> Required task
In the listing below, locate the lines that hold "alle" and copy them.
━━━━━━━━
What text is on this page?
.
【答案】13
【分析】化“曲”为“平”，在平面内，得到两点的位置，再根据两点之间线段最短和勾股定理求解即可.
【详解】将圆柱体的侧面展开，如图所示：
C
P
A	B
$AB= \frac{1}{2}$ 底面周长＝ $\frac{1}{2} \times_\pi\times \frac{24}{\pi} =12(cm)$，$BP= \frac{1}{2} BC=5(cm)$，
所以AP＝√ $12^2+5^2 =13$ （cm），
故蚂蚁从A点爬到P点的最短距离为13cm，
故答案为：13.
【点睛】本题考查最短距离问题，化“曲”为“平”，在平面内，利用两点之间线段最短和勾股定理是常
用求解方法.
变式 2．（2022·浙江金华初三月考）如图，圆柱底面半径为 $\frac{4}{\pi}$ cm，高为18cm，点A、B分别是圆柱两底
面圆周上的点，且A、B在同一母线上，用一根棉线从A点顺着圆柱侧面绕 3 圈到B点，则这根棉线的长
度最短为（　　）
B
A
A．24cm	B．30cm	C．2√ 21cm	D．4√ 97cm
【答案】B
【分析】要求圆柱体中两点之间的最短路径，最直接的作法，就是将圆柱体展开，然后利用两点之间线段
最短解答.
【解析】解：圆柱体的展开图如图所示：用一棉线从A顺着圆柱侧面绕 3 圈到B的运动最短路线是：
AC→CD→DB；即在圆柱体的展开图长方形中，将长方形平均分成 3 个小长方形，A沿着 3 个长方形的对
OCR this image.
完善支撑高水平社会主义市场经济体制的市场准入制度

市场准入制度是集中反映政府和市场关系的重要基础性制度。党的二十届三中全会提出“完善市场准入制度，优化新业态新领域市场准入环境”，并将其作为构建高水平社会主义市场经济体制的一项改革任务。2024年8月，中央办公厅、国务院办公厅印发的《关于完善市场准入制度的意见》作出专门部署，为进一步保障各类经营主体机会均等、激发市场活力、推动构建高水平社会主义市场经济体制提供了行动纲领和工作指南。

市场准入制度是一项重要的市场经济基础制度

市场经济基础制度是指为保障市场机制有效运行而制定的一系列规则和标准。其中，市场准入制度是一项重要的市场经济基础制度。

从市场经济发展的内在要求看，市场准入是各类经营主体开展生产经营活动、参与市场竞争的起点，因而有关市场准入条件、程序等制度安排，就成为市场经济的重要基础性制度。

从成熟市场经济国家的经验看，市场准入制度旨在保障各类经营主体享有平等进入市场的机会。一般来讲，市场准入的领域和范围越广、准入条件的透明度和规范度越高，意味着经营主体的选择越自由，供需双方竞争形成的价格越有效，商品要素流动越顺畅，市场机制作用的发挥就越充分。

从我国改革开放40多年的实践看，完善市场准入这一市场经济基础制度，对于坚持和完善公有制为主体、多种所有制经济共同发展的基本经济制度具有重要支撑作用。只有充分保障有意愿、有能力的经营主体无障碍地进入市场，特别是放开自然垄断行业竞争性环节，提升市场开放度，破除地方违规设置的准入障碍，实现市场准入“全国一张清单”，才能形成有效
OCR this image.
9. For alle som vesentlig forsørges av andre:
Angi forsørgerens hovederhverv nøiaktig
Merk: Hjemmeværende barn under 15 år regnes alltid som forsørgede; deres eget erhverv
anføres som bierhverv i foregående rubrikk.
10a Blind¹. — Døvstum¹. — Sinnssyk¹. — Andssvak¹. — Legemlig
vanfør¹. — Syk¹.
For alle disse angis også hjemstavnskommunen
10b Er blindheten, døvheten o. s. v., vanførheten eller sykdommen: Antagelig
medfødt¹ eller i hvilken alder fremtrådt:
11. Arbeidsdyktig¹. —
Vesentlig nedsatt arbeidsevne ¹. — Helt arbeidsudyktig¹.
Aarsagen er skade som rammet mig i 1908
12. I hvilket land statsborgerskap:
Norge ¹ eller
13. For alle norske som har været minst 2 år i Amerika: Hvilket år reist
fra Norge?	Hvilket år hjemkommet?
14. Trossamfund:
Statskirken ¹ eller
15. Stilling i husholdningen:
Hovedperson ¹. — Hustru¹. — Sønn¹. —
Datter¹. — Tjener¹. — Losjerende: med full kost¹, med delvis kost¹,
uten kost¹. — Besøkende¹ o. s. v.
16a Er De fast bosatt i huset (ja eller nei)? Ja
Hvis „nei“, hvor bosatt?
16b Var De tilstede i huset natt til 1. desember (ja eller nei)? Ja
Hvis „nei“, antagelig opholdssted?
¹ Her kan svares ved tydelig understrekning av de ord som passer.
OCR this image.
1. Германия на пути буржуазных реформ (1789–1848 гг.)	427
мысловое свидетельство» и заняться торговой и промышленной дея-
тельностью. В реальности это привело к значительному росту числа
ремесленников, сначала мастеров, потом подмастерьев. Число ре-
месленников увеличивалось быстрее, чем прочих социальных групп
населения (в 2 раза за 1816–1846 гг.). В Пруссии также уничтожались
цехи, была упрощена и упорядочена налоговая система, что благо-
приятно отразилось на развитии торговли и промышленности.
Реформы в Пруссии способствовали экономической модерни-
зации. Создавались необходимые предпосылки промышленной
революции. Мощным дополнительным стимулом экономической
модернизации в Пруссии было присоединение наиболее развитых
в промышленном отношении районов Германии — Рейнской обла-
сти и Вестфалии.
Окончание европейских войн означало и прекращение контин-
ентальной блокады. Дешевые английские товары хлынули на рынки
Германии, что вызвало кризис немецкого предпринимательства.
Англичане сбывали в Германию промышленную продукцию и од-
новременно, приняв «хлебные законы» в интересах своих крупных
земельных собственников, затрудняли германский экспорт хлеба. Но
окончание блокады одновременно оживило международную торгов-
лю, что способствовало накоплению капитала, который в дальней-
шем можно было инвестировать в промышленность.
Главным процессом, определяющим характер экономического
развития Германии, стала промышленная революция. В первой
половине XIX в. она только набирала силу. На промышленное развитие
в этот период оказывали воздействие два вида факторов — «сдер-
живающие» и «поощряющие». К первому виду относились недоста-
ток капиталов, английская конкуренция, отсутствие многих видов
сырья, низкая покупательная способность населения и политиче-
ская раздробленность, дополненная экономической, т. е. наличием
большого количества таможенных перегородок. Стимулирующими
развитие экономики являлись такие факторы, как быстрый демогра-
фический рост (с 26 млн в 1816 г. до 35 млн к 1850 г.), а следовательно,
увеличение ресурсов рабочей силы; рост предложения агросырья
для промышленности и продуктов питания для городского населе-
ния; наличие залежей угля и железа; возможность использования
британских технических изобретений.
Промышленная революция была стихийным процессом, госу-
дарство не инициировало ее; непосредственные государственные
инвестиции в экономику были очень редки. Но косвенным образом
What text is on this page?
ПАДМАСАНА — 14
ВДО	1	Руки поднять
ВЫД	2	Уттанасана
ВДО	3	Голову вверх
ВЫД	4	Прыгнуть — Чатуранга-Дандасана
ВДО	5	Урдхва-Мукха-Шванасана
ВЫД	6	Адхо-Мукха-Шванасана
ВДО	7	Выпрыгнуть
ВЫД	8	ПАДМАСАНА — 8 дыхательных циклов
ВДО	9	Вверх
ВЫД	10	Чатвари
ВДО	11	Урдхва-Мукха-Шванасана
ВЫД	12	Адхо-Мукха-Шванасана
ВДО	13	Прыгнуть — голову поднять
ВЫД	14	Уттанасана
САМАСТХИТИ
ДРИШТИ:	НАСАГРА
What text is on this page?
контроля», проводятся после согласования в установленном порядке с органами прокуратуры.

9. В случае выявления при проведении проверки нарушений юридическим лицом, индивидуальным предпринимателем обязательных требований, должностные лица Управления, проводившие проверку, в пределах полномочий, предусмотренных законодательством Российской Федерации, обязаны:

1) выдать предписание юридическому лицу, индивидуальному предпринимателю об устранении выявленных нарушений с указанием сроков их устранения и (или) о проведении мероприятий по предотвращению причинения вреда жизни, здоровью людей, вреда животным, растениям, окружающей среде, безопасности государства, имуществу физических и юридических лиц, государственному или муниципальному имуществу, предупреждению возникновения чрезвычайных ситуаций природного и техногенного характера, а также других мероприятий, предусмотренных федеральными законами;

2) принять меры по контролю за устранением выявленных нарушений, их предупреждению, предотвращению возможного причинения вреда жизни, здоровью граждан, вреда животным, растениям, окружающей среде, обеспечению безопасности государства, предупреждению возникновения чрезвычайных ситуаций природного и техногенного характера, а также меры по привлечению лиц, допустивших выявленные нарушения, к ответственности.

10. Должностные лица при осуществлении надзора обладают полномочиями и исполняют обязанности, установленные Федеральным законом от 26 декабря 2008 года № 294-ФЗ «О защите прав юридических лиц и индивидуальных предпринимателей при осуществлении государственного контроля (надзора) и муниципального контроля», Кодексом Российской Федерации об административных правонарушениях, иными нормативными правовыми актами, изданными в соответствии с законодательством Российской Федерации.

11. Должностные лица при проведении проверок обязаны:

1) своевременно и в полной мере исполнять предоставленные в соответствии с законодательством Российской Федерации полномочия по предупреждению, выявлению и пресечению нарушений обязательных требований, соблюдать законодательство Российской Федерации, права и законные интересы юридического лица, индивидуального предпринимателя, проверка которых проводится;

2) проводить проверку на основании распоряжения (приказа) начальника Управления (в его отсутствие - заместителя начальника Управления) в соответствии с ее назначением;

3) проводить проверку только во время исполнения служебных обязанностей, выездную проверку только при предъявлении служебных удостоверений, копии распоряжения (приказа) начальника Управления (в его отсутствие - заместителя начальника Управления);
━━━━━━━━
> Solution to the exercise
9. For alle som vesentlig forsørges av andre:
For alle disse angis også hjemstavnskommunen
13. For alle norske som har været minst 2 år i Amerika: Hvilket år reist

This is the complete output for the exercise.